→ **Records supplied**:
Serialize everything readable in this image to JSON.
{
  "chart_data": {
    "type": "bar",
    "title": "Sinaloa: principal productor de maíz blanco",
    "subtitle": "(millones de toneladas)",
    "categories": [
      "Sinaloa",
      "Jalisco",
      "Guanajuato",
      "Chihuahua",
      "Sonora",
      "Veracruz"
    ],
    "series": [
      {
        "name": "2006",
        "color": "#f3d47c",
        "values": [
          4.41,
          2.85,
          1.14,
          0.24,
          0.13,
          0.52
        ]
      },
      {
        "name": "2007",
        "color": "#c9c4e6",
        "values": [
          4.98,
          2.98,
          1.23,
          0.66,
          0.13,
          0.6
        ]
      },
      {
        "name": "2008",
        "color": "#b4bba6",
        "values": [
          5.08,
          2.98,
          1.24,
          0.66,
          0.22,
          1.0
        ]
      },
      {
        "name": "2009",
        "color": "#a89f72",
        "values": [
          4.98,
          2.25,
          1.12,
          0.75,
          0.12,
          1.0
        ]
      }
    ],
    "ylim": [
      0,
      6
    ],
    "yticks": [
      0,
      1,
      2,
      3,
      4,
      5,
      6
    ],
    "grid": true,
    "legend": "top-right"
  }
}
...
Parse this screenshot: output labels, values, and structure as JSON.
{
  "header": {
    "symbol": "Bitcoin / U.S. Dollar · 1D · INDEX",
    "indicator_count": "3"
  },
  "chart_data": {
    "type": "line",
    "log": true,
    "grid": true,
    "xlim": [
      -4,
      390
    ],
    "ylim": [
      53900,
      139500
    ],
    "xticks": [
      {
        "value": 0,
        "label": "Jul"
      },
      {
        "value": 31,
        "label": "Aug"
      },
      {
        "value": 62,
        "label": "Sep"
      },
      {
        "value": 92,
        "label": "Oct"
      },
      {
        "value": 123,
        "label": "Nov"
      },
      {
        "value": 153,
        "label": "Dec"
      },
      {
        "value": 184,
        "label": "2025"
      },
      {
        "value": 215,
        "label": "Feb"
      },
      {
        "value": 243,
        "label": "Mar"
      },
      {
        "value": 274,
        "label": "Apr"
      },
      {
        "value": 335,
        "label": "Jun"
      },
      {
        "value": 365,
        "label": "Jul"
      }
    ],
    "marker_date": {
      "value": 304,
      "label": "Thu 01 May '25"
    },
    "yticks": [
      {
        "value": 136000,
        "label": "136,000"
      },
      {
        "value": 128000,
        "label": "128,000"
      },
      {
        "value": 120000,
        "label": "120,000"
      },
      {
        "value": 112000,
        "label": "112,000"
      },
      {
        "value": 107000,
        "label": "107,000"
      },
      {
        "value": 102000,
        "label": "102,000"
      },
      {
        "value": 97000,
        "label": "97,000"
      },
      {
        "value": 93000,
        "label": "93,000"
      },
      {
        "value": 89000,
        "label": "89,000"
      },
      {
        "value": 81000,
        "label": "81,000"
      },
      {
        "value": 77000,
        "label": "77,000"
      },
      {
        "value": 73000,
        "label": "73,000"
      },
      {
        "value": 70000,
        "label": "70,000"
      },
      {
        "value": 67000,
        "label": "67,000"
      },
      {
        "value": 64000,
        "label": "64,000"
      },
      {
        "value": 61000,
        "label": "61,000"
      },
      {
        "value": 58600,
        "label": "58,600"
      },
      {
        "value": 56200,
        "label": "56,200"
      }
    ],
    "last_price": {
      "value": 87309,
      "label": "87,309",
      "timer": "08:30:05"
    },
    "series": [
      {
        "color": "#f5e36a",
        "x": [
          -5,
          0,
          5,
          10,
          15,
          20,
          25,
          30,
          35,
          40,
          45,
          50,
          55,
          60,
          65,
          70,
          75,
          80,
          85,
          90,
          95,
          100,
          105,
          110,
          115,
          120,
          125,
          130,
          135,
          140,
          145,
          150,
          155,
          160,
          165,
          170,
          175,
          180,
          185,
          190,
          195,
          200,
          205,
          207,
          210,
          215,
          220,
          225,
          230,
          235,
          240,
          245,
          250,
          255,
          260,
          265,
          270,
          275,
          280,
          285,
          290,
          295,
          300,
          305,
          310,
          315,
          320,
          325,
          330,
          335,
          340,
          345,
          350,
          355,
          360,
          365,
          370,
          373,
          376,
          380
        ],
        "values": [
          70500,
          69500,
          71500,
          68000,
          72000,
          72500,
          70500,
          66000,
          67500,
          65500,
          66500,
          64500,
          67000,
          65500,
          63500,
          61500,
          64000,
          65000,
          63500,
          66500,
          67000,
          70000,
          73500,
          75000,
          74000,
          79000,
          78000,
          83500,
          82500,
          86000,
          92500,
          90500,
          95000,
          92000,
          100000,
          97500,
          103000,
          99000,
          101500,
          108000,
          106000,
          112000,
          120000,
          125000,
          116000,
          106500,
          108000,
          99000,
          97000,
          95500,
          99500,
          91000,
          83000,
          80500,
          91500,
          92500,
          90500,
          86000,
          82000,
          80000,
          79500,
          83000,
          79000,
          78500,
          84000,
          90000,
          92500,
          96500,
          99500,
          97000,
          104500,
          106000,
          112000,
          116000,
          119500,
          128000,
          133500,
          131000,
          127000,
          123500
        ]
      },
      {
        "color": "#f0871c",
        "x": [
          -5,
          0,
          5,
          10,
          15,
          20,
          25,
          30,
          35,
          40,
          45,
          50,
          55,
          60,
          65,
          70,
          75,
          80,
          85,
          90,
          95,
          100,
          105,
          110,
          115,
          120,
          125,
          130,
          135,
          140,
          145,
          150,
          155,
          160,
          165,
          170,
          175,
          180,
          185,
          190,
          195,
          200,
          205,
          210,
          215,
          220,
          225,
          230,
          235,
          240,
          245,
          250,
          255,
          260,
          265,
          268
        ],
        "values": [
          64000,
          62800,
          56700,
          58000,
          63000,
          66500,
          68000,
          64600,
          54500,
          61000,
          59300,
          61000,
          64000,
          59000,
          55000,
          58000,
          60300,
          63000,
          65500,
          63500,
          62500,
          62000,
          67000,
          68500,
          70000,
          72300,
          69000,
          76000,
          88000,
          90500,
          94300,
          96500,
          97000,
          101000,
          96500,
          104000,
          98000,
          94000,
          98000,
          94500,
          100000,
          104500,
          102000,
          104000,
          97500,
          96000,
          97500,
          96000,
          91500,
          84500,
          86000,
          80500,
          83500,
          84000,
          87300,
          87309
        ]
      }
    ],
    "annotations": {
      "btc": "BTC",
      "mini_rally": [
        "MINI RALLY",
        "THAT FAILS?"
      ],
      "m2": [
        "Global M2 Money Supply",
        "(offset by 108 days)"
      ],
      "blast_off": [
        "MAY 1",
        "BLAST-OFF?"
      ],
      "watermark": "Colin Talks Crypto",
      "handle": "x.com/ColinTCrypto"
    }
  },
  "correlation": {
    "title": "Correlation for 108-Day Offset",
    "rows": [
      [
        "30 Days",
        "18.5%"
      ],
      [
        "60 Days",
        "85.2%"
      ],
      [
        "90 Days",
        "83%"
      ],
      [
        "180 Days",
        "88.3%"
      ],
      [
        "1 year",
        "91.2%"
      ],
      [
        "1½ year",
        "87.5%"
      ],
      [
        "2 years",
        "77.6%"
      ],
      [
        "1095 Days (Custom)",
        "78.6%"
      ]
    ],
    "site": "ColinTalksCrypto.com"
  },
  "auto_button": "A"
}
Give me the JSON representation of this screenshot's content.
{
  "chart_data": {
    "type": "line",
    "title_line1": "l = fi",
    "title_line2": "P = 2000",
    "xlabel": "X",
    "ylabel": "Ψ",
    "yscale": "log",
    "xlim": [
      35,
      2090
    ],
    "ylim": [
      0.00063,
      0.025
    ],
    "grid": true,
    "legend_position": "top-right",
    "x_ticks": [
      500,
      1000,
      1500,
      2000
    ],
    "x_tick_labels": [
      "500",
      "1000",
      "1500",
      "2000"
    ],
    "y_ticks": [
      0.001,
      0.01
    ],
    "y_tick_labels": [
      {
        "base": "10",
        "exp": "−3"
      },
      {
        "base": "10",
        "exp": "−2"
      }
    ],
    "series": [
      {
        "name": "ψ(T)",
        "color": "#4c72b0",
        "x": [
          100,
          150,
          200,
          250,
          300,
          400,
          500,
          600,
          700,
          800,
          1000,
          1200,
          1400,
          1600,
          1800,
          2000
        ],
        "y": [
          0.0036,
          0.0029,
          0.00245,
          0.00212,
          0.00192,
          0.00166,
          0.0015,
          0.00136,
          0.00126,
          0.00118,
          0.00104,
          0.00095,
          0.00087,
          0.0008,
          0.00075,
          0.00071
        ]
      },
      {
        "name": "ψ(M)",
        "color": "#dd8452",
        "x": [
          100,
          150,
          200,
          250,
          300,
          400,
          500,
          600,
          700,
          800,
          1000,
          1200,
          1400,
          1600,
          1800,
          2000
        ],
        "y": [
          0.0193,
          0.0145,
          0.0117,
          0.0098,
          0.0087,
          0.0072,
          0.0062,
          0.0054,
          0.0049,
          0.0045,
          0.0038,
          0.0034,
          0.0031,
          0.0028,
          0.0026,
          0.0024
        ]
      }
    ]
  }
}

→ **To be done**:
Select every line in the material above where the string "JSON" occurs, and copy it.

→ **Problem solution**:
Serialize everything readable in this image to JSON.
Parse this screenshot: output labels, values, and structure as JSON.
Give me the JSON representation of this screenshot's content.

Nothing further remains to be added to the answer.